>> START Dataset records
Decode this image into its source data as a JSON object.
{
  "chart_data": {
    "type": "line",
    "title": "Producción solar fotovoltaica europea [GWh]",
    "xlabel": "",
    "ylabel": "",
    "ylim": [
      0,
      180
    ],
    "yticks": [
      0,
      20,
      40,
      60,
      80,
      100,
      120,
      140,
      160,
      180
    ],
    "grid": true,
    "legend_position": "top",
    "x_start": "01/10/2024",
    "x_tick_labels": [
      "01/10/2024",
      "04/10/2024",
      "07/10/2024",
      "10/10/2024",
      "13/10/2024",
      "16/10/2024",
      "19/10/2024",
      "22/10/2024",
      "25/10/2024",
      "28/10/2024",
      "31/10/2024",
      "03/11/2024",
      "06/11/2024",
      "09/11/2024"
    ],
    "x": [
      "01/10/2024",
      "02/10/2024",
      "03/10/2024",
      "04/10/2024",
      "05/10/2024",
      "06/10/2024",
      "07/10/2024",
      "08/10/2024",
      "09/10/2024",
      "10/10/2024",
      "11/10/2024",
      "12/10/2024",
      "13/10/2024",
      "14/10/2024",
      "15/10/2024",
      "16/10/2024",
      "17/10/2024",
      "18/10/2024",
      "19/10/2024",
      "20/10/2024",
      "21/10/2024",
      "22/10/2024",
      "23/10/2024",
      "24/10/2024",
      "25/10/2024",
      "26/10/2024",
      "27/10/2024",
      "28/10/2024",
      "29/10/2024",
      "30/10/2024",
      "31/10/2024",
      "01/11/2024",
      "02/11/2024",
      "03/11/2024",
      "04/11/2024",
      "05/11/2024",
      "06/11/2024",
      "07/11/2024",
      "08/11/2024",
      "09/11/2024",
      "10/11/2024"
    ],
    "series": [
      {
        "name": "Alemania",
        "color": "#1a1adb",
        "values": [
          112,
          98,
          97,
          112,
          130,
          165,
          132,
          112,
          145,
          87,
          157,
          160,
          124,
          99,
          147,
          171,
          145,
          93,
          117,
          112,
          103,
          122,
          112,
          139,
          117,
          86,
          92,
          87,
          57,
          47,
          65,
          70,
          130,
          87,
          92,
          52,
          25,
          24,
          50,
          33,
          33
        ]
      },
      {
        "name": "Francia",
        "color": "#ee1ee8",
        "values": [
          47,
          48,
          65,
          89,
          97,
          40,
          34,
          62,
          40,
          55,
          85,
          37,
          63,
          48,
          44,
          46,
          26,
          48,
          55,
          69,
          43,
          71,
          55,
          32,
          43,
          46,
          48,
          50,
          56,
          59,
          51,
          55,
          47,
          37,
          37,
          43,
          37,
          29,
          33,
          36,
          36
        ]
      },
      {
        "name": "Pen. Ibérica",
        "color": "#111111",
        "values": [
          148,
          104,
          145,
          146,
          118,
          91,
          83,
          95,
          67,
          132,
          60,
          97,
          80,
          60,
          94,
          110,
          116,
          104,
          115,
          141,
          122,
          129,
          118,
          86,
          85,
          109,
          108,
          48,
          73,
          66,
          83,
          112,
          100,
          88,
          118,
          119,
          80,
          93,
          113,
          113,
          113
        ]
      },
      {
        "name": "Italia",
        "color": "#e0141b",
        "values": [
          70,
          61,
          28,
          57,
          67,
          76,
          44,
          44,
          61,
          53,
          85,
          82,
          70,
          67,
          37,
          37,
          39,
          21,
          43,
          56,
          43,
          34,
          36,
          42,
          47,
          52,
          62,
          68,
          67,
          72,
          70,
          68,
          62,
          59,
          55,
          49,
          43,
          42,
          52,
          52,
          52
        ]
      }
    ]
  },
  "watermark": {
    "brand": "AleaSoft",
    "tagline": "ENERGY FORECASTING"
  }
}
>> END Dataset records
What you will do: Reproduce each entry exactly, leaving out nothing.

Solution below:
Decode this image into its source data as a JSON object.
{
  "chart_data": {
    "type": "line",
    "title": "Producción solar fotovoltaica europea [GWh]",
    "xlabel": "",
    "ylabel": "",
    "ylim": [
      0,
      180
    ],
    "yticks": [
      0,
      20,
      40,
      60,
      80,
      100,
      120,
      140,
      160,
      180
    ],
    "grid": true,
    "legend_position": "top",
    "x_start": "01/10/2024",
    "x_tick_labels": [
      "01/10/2024",
      "04/10/2024",
      "07/10/2024",
      "10/10/2024",
      "13/10/2024",
      "16/10/2024",
      "19/10/2024",
      "22/10/2024",
      "25/10/2024",
      "28/10/2024",
      "31/10/2024",
      "03/11/2024",
      "06/11/2024",
      "09/11/2024"
    ],
    "x": [
      "01/10/2024",
      "02/10/2024",
      "03/10/2024",
      "04/10/2024",
      "05/10/2024",
      "06/10/2024",
      "07/10/2024",
      "08/10/2024",
      "09/10/2024",
      "10/10/2024",
      "11/10/2024",
      "12/10/2024",
      "13/10/2024",
      "14/10/2024",
      "15/10/2024",
      "16/10/2024",
      "17/10/2024",
      "18/10/2024",
      "19/10/2024",
      "20/10/2024",
      "21/10/2024",
      "22/10/2024",
      "23/10/2024",
      "24/10/2024",
      "25/10/2024",
      "26/10/2024",
      "27/10/2024",
      "28/10/2024",
      "29/10/2024",
      "30/10/2024",
      "31/10/2024",
      "01/11/2024",
      "02/11/2024",
      "03/11/2024",
      "04/11/2024",
      "05/11/2024",
      "06/11/2024",
      "07/11/2024",
      "08/11/2024",
      "09/11/2024",
      "10/11/2024"
    ],
    "series": [
      {
        "name": "Alemania",
        "color": "#1a1adb",
        "values": [
          112,
          98,
          97,
          112,
          130,
          165,
          132,
          112,
          145,
          87,
          157,
          160,
          124,
          99,
          147,
          171,
          145,
          93,
          117,
          112,
          103,
          122,
          112,
          139,
          117,
          86,
          92,
          87,
          57,
          47,
          65,
          70,
          130,
          87,
          92,
          52,
          25,
          24,
          50,
          33,
          33
        ]
      },
      {
        "name": "Francia",
        "color": "#ee1ee8",
        "values": [
          47,
          48,
          65,
          89,
          97,
          40,
          34,
          62,
          40,
          55,
          85,
          37,
          63,
          48,
          44,
          46,
          26,
          48,
          55,
          69,
          43,
          71,
          55,
          32,
          43,
          46,
          48,
          50,
          56,
          59,
          51,
          55,
          47,
          37,
          37,
          43,
          37,
          29,
          33,
          36,
          36
        ]
      },
      {
        "name": "Pen. Ibérica",
        "color": "#111111",
        "values": [
          148,
          104,
          145,
          146,
          118,
          91,
          83,
          95,
          67,
          132,
          60,
          97,
          80,
          60,
          94,
          110,
          116,
          104,
          115,
          141,
          122,
          129,
          118,
          86,
          85,
          109,
          108,
          48,
          73,
          66,
          83,
          112,
          100,
          88,
          118,
          119,
          80,
          93,
          113,
          113,
          113
        ]
      },
      {
        "name": "Italia",
        "color": "#e0141b",
        "values": [
          70,
          61,
          28,
          57,
          67,
          76,
          44,
          44,
          61,
          53,
          85,
          82,
          70,
          67,
          37,
          37,
          39,
          21,
          43,
          56,
          43,
          34,
          36,
          42,
          47,
          52,
          62,
          68,
          67,
          72,
          70,
          68,
          62,
          59,
          55,
          49,
          43,
          42,
          52,
          52,
          52
        ]
      }
    ]
  },
  "watermark": {
    "brand": "AleaSoft",
    "tagline": "ENERGY FORECASTING"
  }
}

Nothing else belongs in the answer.